Start of PROVIDED DATA

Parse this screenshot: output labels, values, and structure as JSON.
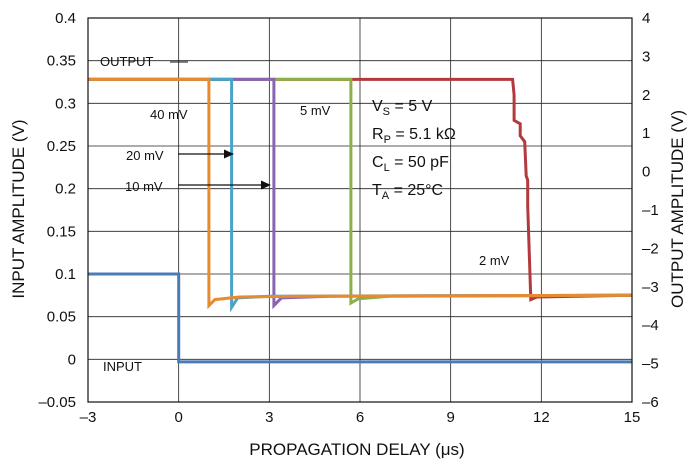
{
  "chart_data": {
    "type": "line",
    "xlabel": "PROPAGATION DELAY (μs)",
    "ylabel_left": "INPUT AMPLITUDE (V)",
    "ylabel_right": "OUTPUT AMPLITUDE (V)",
    "xlim": [
      -3,
      15
    ],
    "ylim_left": [
      -0.05,
      0.4
    ],
    "ylim_right": [
      -6,
      4
    ],
    "x_ticks": [
      "–3",
      "0",
      "3",
      "6",
      "9",
      "12",
      "15"
    ],
    "y_left_ticks": [
      "–0.05",
      "0",
      "0.05",
      "0.1",
      "0.15",
      "0.2",
      "0.25",
      "0.3",
      "0.35",
      "0.4"
    ],
    "y_right_ticks": [
      "–6",
      "–5",
      "–4",
      "–3",
      "–2",
      "–1",
      "0",
      "1",
      "2",
      "3",
      "4"
    ],
    "grid": true,
    "colors": {
      "input": "#4a7bb5",
      "40mV": "#e88a2e",
      "20mV": "#4aa3c9",
      "10mV": "#8a64b0",
      "5mV": "#8cb14a",
      "2mV": "#b23a3e"
    },
    "series": [
      {
        "key": "input",
        "axis": "left",
        "x": [
          -3,
          0,
          0,
          15
        ],
        "y": [
          0.1,
          0.1,
          -0.003,
          -0.003
        ]
      },
      {
        "key": "40mV",
        "axis": "left",
        "x": [
          -3,
          1.0,
          1.0,
          1.2,
          2,
          4,
          15
        ],
        "y": [
          0.328,
          0.328,
          0.063,
          0.07,
          0.073,
          0.074,
          0.075
        ]
      },
      {
        "key": "20mV",
        "axis": "left",
        "x": [
          -3,
          1.75,
          1.75,
          1.95,
          3,
          15
        ],
        "y": [
          0.328,
          0.328,
          0.061,
          0.072,
          0.074,
          0.075
        ]
      },
      {
        "key": "10mV",
        "axis": "left",
        "x": [
          -3,
          3.15,
          3.15,
          3.4,
          5,
          15
        ],
        "y": [
          0.328,
          0.328,
          0.063,
          0.072,
          0.074,
          0.075
        ]
      },
      {
        "key": "5mV",
        "axis": "left",
        "x": [
          -3,
          5.7,
          5.7,
          5.95,
          7,
          15
        ],
        "y": [
          0.328,
          0.328,
          0.066,
          0.071,
          0.074,
          0.075
        ]
      },
      {
        "key": "2mV",
        "axis": "left",
        "x": [
          -3,
          11.05,
          11.1,
          11.1,
          11.3,
          11.3,
          11.45,
          11.5,
          11.55,
          11.55,
          11.65,
          11.85,
          15
        ],
        "y": [
          0.328,
          0.328,
          0.31,
          0.28,
          0.276,
          0.262,
          0.255,
          0.215,
          0.21,
          0.18,
          0.07,
          0.073,
          0.075
        ]
      }
    ],
    "annotations": {
      "output": "OUTPUT",
      "input": "INPUT",
      "mv40": "40 mV",
      "mv20": "20 mV",
      "mv10": "10 mV",
      "mv5": "5 mV",
      "mv2": "2 mV"
    },
    "conditions": [
      {
        "main": "V",
        "sub": "S",
        "rest": " = 5 V"
      },
      {
        "main": "R",
        "sub": "P",
        "rest": " = 5.1 kΩ"
      },
      {
        "main": "C",
        "sub": "L",
        "rest": " = 50 pF"
      },
      {
        "main": "T",
        "sub": "A",
        "rest": " = 25°C"
      }
    ]
  }
}
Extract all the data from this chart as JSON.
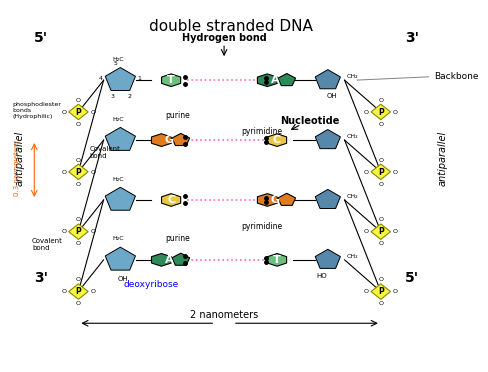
{
  "title": "double stranded DNA",
  "bg_color": "#ffffff",
  "left_strand_label": "antiparallel",
  "right_strand_label": "antiparallel",
  "left_5prime": "5'",
  "left_3prime": "3'",
  "right_3prime": "3'",
  "right_5prime": "5'",
  "hydrogen_bond_label": "Hydrogen bond",
  "backbone_label": "Backbone",
  "nucleotide_label": "Nucleotide",
  "phosphodiester_label": "phosphodiester\nbonds\n(Hydrophilic)",
  "covalent_bond_label1": "Covalent\nbond",
  "covalent_bond_label2": "Covalent\nbond",
  "nanometers_label": "0.3 nanometers",
  "two_nm_label": "2 nanometers",
  "deoxyribose_label": "deoxyribose",
  "purine_label1": "purine",
  "purine_label2": "purine",
  "pyrimidine_label1": "pyrimidine",
  "pyrimidine_label2": "pyrimidine",
  "base_pairs": [
    {
      "left": "T",
      "right": "A",
      "left_color": "#6dbf7e",
      "right_color": "#2e8b57",
      "type": "TA"
    },
    {
      "left": "G",
      "right": "C",
      "left_color": "#e07b20",
      "right_color": "#e8c842",
      "type": "GC"
    },
    {
      "left": "C",
      "right": "G",
      "left_color": "#e8c842",
      "right_color": "#e07b20",
      "type": "CG"
    },
    {
      "left": "A",
      "right": "T",
      "left_color": "#2e8b57",
      "right_color": "#6dbf7e",
      "type": "AT"
    }
  ],
  "sugar_color": "#6ea8c8",
  "phosphate_color": "#f5f542",
  "backbone_sugar_color": "#5588aa",
  "phosphate_border": "#ccaa00"
}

End of PROVIDED DATA

- [DESCRIPTION OF THE TASK]:
Print all the records again exactly; do not include any picture.

- [RESULT BELOW]:
Parse this screenshot: output labels, values, and structure as JSON.
{
  "chart_data": {
    "type": "line",
    "xlabel": "PROPAGATION DELAY (μs)",
    "ylabel_left": "INPUT AMPLITUDE (V)",
    "ylabel_right": "OUTPUT AMPLITUDE (V)",
    "xlim": [
      -3,
      15
    ],
    "ylim_left": [
      -0.05,
      0.4
    ],
    "ylim_right": [
      -6,
      4
    ],
    "x_ticks": [
      "–3",
      "0",
      "3",
      "6",
      "9",
      "12",
      "15"
    ],
    "y_left_ticks": [
      "–0.05",
      "0",
      "0.05",
      "0.1",
      "0.15",
      "0.2",
      "0.25",
      "0.3",
      "0.35",
      "0.4"
    ],
    "y_right_ticks": [
      "–6",
      "–5",
      "–4",
      "–3",
      "–2",
      "–1",
      "0",
      "1",
      "2",
      "3",
      "4"
    ],
    "grid": true,
    "colors": {
      "input": "#4a7bb5",
      "40mV": "#e88a2e",
      "20mV": "#4aa3c9",
      "10mV": "#8a64b0",
      "5mV": "#8cb14a",
      "2mV": "#b23a3e"
    },
    "series": [
      {
        "key": "input",
        "axis": "left",
        "x": [
          -3,
          0,
          0,
          15
        ],
        "y": [
          0.1,
          0.1,
          -0.003,
          -0.003
        ]
      },
      {
        "key": "40mV",
        "axis": "left",
        "x": [
          -3,
          1.0,
          1.0,
          1.2,
          2,
          4,
          15
        ],
        "y": [
          0.328,
          0.328,
          0.063,
          0.07,
          0.073,
          0.074,
          0.075
        ]
      },
      {
        "key": "20mV",
        "axis": "left",
        "x": [
          -3,
          1.75,
          1.75,
          1.95,
          3,
          15
        ],
        "y": [
          0.328,
          0.328,
          0.061,
          0.072,
          0.074,
          0.075
        ]
      },
      {
        "key": "10mV",
        "axis": "left",
        "x": [
          -3,
          3.15,
          3.15,
          3.4,
          5,
          15
        ],
        "y": [
          0.328,
          0.328,
          0.063,
          0.072,
          0.074,
          0.075
        ]
      },
      {
        "key": "5mV",
        "axis": "left",
        "x": [
          -3,
          5.7,
          5.7,
          5.95,
          7,
          15
        ],
        "y": [
          0.328,
          0.328,
          0.066,
          0.071,
          0.074,
          0.075
        ]
      },
      {
        "key": "2mV",
        "axis": "left",
        "x": [
          -3,
          11.05,
          11.1,
          11.1,
          11.3,
          11.3,
          11.45,
          11.5,
          11.55,
          11.55,
          11.65,
          11.85,
          15
        ],
        "y": [
          0.328,
          0.328,
          0.31,
          0.28,
          0.276,
          0.262,
          0.255,
          0.215,
          0.21,
          0.18,
          0.07,
          0.073,
          0.075
        ]
      }
    ],
    "annotations": {
      "output": "OUTPUT",
      "input": "INPUT",
      "mv40": "40 mV",
      "mv20": "20 mV",
      "mv10": "10 mV",
      "mv5": "5 mV",
      "mv2": "2 mV"
    },
    "conditions": [
      {
        "main": "V",
        "sub": "S",
        "rest": " = 5 V"
      },
      {
        "main": "R",
        "sub": "P",
        "rest": " = 5.1 kΩ"
      },
      {
        "main": "C",
        "sub": "L",
        "rest": " = 50 pF"
      },
      {
        "main": "T",
        "sub": "A",
        "rest": " = 25°C"
      }
    ]
  }
}
Extract all the data from this chart as JSON.
{
  "title": "double stranded DNA",
  "bg_color": "#ffffff",
  "left_strand_label": "antiparallel",
  "right_strand_label": "antiparallel",
  "left_5prime": "5'",
  "left_3prime": "3'",
  "right_3prime": "3'",
  "right_5prime": "5'",
  "hydrogen_bond_label": "Hydrogen bond",
  "backbone_label": "Backbone",
  "nucleotide_label": "Nucleotide",
  "phosphodiester_label": "phosphodiester\nbonds\n(Hydrophilic)",
  "covalent_bond_label1": "Covalent\nbond",
  "covalent_bond_label2": "Covalent\nbond",
  "nanometers_label": "0.3 nanometers",
  "two_nm_label": "2 nanometers",
  "deoxyribose_label": "deoxyribose",
  "purine_label1": "purine",
  "purine_label2": "purine",
  "pyrimidine_label1": "pyrimidine",
  "pyrimidine_label2": "pyrimidine",
  "base_pairs": [
    {
      "left": "T",
      "right": "A",
      "left_color": "#6dbf7e",
      "right_color": "#2e8b57",
      "type": "TA"
    },
    {
      "left": "G",
      "right": "C",
      "left_color": "#e07b20",
      "right_color": "#e8c842",
      "type": "GC"
    },
    {
      "left": "C",
      "right": "G",
      "left_color": "#e8c842",
      "right_color": "#e07b20",
      "type": "CG"
    },
    {
      "left": "A",
      "right": "T",
      "left_color": "#2e8b57",
      "right_color": "#6dbf7e",
      "type": "AT"
    }
  ],
  "sugar_color": "#6ea8c8",
  "phosphate_color": "#f5f542",
  "backbone_sugar_color": "#5588aa",
  "phosphate_border": "#ccaa00"
}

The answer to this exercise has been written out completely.